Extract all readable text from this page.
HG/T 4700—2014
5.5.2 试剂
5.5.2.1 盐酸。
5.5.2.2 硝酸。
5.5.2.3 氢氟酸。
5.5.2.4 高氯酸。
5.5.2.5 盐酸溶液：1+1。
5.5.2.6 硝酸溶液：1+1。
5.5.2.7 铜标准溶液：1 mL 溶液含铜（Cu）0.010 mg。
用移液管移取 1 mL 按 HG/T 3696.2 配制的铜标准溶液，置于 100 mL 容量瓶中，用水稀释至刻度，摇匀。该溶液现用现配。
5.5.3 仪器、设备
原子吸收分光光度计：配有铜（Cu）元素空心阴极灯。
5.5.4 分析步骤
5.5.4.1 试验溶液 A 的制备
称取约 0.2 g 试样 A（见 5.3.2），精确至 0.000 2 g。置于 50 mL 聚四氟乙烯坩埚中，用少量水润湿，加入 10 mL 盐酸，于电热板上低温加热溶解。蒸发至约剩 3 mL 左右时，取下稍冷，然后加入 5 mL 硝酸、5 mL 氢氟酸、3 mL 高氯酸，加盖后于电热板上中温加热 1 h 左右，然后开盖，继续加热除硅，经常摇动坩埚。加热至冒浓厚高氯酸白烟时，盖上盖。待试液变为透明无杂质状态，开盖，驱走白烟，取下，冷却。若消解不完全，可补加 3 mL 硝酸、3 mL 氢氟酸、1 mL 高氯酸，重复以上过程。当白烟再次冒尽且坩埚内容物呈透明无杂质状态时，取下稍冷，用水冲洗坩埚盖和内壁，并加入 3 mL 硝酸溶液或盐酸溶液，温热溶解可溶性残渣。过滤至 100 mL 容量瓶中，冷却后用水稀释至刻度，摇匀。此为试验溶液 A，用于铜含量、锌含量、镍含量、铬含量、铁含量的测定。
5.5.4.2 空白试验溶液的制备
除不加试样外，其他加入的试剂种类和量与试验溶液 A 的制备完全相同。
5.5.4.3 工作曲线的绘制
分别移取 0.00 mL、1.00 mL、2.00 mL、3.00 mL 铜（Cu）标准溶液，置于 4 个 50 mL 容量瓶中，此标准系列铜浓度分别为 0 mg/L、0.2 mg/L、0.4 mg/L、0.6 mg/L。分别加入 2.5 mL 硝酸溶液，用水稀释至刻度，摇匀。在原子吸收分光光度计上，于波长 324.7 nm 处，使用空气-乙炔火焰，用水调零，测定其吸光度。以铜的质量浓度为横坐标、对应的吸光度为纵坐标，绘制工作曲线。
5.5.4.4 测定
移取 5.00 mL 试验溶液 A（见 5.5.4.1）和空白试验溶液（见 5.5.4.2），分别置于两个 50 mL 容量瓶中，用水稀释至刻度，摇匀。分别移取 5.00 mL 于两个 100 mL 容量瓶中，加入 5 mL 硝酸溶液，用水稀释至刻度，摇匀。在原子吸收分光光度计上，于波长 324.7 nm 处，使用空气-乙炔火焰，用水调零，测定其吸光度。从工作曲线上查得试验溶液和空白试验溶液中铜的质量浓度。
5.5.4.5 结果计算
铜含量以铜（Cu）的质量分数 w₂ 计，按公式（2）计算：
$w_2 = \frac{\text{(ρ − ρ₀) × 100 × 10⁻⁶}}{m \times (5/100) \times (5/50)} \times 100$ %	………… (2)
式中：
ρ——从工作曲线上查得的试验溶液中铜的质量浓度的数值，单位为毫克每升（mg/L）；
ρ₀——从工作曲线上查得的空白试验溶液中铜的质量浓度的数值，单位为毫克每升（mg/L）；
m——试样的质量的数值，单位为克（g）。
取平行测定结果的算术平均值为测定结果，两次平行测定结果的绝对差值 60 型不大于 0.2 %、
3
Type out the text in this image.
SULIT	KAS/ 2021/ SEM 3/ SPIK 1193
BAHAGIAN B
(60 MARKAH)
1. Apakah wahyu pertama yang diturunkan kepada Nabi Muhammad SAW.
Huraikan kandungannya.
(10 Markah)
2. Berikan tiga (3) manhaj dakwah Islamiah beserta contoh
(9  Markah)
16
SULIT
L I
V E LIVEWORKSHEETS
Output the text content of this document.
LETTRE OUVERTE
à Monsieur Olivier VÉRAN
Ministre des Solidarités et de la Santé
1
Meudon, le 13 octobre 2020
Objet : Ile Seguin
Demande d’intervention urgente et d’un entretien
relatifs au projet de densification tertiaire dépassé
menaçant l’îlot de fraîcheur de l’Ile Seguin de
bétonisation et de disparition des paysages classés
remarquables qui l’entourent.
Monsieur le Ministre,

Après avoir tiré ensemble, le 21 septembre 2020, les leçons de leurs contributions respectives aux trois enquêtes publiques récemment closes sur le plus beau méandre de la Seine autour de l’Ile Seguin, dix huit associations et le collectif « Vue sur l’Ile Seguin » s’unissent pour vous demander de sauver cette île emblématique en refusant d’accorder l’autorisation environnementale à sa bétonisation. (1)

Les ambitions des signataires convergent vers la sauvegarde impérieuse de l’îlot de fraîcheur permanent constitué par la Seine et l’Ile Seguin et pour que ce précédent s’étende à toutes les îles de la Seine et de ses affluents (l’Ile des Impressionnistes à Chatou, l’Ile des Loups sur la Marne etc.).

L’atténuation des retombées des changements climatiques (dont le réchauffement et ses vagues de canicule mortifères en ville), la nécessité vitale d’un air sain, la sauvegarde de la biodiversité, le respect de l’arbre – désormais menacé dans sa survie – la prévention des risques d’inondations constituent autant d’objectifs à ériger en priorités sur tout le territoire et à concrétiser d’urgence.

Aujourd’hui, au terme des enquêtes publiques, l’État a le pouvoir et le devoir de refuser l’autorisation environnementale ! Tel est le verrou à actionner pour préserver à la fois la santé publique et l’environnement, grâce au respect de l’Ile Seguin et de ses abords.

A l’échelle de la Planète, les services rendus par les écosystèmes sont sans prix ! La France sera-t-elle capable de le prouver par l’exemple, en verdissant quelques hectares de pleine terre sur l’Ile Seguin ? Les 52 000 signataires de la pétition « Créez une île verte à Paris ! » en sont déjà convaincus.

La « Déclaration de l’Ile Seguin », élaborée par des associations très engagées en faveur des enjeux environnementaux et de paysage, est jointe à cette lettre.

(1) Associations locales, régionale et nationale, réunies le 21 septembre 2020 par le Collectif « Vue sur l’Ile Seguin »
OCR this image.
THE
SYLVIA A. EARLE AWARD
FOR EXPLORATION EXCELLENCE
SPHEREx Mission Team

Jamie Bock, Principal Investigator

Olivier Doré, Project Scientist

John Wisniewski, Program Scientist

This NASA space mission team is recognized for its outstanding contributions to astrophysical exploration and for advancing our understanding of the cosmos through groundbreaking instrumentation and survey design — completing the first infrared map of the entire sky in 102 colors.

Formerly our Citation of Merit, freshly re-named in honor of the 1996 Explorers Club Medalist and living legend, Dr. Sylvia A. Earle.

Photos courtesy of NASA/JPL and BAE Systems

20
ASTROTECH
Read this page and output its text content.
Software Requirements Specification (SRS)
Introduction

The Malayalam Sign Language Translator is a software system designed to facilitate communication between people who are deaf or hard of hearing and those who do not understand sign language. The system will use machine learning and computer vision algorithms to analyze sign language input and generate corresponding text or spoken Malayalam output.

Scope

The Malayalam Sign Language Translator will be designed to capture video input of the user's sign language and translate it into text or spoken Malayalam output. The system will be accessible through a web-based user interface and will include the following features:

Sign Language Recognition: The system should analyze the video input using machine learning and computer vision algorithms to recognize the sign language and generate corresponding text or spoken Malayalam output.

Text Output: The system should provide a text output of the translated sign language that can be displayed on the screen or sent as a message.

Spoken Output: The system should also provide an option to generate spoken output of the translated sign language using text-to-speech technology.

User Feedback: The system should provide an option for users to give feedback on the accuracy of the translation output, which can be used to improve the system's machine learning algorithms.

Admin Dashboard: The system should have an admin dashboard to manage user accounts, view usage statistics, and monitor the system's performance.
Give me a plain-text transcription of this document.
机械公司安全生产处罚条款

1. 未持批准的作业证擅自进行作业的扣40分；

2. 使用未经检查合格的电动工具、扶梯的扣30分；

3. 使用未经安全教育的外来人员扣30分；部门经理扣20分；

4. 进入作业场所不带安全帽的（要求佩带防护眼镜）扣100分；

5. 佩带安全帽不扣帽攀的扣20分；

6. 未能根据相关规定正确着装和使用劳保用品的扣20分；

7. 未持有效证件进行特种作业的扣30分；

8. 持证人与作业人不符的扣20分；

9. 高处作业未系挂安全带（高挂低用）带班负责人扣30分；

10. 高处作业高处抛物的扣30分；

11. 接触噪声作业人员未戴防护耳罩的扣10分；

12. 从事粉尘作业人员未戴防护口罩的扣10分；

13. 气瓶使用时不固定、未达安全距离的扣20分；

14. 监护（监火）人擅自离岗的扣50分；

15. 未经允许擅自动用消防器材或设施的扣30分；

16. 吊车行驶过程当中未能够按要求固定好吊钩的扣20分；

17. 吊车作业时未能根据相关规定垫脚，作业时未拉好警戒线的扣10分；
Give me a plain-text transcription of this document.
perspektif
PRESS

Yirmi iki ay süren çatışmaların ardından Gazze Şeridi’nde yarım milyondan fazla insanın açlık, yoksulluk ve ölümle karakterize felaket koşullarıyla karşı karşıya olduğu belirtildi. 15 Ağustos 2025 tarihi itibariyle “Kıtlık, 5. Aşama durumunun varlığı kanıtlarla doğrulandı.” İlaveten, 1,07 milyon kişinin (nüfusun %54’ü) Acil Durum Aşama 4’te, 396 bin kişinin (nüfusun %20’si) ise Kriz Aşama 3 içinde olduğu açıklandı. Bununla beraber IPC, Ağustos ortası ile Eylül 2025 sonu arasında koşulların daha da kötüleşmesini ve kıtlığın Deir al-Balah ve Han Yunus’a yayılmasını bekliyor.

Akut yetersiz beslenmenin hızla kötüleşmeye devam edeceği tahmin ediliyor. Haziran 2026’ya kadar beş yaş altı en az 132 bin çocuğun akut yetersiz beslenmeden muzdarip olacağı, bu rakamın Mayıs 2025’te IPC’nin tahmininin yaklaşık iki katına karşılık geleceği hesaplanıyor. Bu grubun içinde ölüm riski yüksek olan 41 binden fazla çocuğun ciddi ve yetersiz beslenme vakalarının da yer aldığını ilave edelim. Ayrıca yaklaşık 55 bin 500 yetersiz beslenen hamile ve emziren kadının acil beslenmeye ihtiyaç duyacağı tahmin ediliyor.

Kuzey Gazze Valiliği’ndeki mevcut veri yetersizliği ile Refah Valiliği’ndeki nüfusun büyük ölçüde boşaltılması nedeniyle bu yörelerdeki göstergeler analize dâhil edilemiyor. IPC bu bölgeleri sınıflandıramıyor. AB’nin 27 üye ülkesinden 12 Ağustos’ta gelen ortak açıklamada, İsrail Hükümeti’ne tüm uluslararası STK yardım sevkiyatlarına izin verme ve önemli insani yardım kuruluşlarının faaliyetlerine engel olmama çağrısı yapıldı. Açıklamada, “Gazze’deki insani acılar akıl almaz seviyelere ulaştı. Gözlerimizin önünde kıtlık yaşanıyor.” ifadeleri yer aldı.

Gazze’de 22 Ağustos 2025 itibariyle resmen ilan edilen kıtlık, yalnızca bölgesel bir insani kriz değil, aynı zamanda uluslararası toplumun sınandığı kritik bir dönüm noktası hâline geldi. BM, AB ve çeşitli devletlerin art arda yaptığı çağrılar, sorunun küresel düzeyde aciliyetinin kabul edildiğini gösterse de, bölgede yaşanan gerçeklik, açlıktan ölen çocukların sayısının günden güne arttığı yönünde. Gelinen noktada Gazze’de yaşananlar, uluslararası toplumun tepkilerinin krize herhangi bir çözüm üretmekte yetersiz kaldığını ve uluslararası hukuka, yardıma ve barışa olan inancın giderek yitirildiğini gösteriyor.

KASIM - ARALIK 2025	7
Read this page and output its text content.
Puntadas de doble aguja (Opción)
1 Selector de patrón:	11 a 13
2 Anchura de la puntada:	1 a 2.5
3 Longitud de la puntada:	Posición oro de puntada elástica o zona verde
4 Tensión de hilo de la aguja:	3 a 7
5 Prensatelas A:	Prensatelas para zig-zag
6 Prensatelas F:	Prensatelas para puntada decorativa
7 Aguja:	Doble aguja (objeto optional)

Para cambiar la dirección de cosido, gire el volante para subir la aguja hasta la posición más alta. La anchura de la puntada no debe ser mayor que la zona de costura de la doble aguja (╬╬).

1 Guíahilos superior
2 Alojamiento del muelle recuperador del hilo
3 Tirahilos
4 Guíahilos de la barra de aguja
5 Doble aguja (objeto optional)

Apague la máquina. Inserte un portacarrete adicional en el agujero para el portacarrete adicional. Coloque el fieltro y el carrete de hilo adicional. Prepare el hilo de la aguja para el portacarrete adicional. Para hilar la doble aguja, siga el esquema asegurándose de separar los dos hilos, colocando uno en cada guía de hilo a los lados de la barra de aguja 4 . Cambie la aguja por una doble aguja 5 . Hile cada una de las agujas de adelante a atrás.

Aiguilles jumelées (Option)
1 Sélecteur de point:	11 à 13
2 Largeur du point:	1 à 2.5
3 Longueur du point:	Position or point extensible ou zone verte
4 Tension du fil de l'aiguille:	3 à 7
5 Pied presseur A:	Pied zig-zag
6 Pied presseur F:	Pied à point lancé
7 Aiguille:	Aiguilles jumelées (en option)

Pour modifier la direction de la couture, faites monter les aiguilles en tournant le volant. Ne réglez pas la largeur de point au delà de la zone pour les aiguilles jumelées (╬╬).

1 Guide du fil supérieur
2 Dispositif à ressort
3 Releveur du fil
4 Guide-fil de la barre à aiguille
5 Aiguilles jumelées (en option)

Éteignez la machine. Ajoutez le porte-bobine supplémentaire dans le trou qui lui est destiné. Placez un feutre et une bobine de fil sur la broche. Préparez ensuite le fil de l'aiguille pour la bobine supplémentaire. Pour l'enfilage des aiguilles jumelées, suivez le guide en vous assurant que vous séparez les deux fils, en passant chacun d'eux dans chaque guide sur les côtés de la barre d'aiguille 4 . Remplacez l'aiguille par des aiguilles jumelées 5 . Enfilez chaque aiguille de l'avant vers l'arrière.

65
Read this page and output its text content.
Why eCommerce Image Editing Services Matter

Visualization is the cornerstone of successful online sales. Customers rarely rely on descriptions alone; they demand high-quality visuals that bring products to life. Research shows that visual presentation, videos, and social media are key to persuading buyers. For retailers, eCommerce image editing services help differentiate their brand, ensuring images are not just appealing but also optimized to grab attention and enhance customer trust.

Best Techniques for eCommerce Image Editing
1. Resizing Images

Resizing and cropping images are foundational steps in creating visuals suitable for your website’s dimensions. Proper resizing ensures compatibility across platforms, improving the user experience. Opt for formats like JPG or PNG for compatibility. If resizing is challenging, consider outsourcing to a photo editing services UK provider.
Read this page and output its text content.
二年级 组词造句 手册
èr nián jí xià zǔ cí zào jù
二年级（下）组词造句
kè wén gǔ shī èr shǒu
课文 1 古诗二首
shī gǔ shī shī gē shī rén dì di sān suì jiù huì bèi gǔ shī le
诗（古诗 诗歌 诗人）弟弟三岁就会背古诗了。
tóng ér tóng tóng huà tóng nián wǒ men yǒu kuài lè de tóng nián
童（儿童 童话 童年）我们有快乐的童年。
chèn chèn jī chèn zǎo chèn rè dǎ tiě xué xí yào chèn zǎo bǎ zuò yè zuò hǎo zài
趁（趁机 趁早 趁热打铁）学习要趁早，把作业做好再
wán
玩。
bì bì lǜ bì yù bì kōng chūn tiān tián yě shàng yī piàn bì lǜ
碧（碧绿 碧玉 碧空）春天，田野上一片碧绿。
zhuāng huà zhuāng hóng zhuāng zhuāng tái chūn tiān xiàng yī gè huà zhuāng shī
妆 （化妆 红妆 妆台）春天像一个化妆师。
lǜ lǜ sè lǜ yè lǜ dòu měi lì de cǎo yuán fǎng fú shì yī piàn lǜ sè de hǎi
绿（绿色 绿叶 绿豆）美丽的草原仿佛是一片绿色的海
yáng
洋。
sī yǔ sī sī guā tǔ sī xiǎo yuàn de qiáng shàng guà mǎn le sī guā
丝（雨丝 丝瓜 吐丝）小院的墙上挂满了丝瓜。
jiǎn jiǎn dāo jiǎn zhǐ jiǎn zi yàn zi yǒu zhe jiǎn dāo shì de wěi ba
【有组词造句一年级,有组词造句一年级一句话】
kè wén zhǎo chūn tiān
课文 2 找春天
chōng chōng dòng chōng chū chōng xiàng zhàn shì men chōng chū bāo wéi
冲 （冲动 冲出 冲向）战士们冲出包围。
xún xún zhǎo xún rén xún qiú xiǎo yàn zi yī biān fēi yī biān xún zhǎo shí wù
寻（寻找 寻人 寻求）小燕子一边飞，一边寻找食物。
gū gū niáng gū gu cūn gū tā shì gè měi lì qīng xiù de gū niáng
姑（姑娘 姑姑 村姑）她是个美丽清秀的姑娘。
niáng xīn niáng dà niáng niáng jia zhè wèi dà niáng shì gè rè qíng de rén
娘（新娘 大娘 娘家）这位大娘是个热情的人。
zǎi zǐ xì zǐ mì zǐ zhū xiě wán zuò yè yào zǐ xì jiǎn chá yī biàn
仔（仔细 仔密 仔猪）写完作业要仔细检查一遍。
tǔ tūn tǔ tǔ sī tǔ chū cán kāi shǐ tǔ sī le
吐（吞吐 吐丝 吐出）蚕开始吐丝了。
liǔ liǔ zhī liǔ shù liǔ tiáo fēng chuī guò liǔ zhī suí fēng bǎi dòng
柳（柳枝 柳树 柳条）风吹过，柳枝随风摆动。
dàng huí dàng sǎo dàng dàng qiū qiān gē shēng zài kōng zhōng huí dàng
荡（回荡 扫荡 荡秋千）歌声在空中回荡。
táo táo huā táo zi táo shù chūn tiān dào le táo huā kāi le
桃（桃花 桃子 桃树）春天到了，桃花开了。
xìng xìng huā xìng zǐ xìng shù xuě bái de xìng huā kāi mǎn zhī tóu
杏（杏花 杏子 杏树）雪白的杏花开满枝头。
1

--------

§ **Stated goal**
The word "translated" appears in how many lines of the records? Give the number only.

§ **The reply**
2